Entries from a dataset
↓↓↓
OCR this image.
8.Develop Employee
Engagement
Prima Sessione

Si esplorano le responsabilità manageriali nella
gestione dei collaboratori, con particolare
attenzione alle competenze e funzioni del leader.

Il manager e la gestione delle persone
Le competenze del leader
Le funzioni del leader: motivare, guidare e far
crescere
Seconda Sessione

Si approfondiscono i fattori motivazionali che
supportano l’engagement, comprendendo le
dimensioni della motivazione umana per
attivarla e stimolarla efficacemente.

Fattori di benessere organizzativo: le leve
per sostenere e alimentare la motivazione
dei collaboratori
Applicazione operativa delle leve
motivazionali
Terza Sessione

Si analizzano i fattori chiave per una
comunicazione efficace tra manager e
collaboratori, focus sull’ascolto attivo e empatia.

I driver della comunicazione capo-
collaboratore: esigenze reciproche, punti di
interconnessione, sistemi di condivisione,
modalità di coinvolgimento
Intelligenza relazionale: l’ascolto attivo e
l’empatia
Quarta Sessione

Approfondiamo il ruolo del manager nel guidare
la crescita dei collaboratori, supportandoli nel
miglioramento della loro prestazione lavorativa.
↑↑↑
## Aim of the exercise
In the material above, find the lines that contain "della" and show them.

## Exercise response
dimensioni della motivazione umana per
I driver della comunicazione capo-
miglioramento della loro prestazione lavorativa.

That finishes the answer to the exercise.